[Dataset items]

— BEGIN —

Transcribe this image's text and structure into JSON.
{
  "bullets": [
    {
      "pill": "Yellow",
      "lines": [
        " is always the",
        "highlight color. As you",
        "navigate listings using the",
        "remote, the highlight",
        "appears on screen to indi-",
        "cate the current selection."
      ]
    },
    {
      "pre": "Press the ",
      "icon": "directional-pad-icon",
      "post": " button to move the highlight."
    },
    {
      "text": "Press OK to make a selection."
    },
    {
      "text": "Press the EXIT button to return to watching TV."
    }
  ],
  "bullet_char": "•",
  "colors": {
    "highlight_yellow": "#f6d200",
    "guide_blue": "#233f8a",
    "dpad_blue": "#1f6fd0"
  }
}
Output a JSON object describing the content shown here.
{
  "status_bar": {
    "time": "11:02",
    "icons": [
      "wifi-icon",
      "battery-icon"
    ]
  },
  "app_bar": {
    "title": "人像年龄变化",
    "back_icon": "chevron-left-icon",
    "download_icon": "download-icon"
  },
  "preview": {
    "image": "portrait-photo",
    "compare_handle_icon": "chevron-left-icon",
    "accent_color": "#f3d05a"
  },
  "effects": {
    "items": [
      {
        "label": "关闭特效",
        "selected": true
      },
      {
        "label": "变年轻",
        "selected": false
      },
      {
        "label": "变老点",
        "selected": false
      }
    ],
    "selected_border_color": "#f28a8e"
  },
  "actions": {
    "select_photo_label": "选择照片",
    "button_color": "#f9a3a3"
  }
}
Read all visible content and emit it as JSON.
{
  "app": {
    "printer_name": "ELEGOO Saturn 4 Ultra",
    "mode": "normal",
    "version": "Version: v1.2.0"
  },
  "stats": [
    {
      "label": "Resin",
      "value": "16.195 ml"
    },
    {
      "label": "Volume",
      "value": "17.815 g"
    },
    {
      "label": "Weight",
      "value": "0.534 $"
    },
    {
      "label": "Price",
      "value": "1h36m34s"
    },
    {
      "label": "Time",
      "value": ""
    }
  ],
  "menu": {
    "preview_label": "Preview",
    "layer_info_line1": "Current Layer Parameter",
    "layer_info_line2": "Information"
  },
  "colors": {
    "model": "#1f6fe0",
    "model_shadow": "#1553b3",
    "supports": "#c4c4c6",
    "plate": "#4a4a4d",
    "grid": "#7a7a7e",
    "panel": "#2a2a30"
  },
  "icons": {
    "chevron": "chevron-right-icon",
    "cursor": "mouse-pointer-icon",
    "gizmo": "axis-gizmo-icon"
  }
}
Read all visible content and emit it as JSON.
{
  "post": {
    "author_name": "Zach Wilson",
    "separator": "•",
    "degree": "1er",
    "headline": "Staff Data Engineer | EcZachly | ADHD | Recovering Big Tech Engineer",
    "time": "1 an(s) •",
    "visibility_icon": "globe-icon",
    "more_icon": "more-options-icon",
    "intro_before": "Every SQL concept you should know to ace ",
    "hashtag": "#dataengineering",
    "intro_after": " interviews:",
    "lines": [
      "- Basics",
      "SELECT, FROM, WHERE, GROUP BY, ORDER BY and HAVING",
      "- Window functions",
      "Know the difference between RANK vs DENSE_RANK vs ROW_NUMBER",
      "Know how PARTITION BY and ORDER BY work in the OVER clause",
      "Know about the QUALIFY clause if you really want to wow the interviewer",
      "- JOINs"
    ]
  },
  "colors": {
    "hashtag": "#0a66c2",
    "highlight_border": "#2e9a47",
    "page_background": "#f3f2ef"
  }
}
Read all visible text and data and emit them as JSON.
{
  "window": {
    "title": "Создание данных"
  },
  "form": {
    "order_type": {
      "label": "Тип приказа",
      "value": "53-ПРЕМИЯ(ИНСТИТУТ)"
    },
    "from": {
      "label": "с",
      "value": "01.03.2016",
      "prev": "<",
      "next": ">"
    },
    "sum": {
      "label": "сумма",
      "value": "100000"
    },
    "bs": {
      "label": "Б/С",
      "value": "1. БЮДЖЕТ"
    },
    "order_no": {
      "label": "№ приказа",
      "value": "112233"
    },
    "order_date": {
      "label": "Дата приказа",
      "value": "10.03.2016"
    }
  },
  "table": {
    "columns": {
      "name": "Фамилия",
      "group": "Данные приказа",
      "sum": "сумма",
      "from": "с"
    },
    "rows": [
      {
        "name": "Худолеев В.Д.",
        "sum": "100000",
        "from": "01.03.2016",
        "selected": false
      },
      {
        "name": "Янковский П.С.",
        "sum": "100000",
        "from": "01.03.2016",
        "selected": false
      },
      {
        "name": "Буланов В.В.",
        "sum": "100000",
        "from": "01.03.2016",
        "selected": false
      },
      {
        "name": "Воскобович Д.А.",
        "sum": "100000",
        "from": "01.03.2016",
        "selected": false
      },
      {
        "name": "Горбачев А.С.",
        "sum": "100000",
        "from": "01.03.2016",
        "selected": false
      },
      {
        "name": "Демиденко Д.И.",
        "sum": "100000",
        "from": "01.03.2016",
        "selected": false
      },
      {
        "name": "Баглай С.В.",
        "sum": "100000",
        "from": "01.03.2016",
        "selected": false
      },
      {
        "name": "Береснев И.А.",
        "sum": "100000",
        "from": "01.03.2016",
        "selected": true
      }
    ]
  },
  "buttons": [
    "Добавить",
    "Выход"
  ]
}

— END —

## Problem details
Report how many lines in the listing above include the word "left". Give nothing but the number.

## Correct output
2